> **Consigne**
Dans le passage fourni ci-dessous, relevez s'il vous plaît tous les états dans lesquels, selon l'auteur, se sont retrouvés les tableaux qui ont fini au fond du jardin.

> **Passage fourni**
Sur les réseaux sociaux existe une terrible chape de plomb en forme de tenaille : d'un côté, les tenants de « la grande littérature », et de l'autre les illettrés, enflure et papotage, lourdeur et insignifiance. Entre les deux, la porte est étroite, mais c'est la seule qui m'intéresse. C'est ce que j'avais tenté de faire avec mes Kagis, il y a déjà quinze ans. Raboter. Ne garder qu'une très mince enveloppe autour d'un centre vide. Mais bien sûr, ça n'intéresse personne. Ce sont toujours les seules choses dont nous sommes un peu fiers qui n'intéressent pas. Je n'ai par exemple jamais vendu un seul exemplaire de mon disque “Double silence plein la bouche”, si, un seul, alors que c'est sans doute ce que j'ai fait de mieux jusqu'ici. Le plus beau tableau que j'aie fait a fini sa pauvre vie dans le garage d'une ex, en morceaux.

L'autre jour, j'ai déposé sur Facebook un autoportrait que j'avais fait il y a dix ou quinze ans et que j'avais pris en photo avant de le brûler. On m'en a fait beaucoup de compliments. Le nombre de tableaux qui ont fini au fond du jardin, pourris, moisis, ou abimés par les éléments, la pluie, le soleil, les intempéries, brûlés, passés au karcher… Je ne les compte plus. Ça me venge un peu, je crois. Pourquoi l'ai-je brûlé, celui-là ? Pas parce qu'il me déplaisait, mais parce que je pensais que ce serait joli (j'avais pris des photos de la peinture en train de brûler). Le résultat a été très décevant. Je voulais sans doute photographier le sens qui fuit, mais il fuit en se fuyant lui-même, ce con. Durant toute une partie de ma vie, j'ai été mortifié de n'avoir pas d'œuvre, et aujourd'hui je voudrais que le peu qui existe disparaisse. Mais bien entendu, je n'ai pas le courage nécessaire, alors, de compromis en compromis, s'édifie une pauvre cabane brinquebalante et rafistolée de toute part. Et si l'on n'y comprend rien, eh bien tant pis.

Enregistrements issus d'une collecte de données:
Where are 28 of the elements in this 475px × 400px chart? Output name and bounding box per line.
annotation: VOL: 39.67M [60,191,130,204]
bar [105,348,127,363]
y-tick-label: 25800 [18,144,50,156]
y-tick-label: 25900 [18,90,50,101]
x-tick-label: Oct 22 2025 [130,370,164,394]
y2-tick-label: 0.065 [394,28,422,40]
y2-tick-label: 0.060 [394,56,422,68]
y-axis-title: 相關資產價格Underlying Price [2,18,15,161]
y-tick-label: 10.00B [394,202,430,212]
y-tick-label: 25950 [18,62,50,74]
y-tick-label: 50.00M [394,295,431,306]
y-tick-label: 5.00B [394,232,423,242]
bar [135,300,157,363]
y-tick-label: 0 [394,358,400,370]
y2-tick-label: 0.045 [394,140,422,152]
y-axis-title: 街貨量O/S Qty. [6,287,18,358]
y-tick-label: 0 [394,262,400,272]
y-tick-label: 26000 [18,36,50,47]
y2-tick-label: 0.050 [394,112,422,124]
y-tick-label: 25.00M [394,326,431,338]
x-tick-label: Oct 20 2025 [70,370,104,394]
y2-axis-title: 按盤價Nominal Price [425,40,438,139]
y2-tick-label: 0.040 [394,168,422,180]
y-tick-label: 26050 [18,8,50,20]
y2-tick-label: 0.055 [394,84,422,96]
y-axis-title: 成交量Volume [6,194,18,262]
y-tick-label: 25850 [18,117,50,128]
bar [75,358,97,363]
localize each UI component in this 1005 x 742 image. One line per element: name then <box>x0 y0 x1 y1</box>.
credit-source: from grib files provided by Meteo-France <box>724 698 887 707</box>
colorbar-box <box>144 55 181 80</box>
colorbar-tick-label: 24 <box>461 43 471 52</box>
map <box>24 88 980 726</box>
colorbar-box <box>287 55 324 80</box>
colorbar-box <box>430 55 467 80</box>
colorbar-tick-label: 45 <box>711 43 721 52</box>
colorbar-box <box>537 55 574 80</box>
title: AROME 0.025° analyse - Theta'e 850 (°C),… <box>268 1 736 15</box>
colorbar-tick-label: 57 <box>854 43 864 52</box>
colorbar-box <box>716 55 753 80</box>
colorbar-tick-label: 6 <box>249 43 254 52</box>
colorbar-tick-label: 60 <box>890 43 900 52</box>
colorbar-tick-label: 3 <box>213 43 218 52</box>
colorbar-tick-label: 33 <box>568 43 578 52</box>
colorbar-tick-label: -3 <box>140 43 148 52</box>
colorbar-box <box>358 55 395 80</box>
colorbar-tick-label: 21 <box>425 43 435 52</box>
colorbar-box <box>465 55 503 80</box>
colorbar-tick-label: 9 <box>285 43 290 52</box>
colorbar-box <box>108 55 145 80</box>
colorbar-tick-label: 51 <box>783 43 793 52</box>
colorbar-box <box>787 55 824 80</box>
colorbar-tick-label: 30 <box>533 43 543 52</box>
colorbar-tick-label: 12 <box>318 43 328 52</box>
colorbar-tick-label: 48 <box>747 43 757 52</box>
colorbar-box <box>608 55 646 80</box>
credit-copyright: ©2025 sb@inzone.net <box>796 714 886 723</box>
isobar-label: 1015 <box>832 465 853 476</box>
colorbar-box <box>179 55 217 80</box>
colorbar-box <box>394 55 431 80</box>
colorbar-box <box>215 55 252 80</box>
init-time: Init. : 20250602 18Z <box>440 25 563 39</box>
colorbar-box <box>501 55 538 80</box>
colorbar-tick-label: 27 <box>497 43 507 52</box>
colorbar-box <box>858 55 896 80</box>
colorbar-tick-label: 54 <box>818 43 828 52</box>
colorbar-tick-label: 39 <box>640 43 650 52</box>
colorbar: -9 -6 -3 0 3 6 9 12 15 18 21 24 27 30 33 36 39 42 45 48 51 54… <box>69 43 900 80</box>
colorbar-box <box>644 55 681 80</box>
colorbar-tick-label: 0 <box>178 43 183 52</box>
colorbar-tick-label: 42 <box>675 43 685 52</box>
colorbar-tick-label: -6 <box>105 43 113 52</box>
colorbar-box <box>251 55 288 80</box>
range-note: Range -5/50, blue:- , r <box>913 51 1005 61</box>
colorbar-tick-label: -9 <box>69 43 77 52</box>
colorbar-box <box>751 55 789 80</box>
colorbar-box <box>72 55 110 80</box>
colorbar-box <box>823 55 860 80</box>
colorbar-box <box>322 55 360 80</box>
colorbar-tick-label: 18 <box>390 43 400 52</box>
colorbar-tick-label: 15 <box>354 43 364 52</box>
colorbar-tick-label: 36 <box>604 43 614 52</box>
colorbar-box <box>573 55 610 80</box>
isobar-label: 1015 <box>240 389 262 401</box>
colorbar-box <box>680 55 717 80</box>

> **Résultat**
- pourris
- moisis
- abimés par les éléments (la pluie, le soleil, les intempéries)
- brûlés
- passés au karcher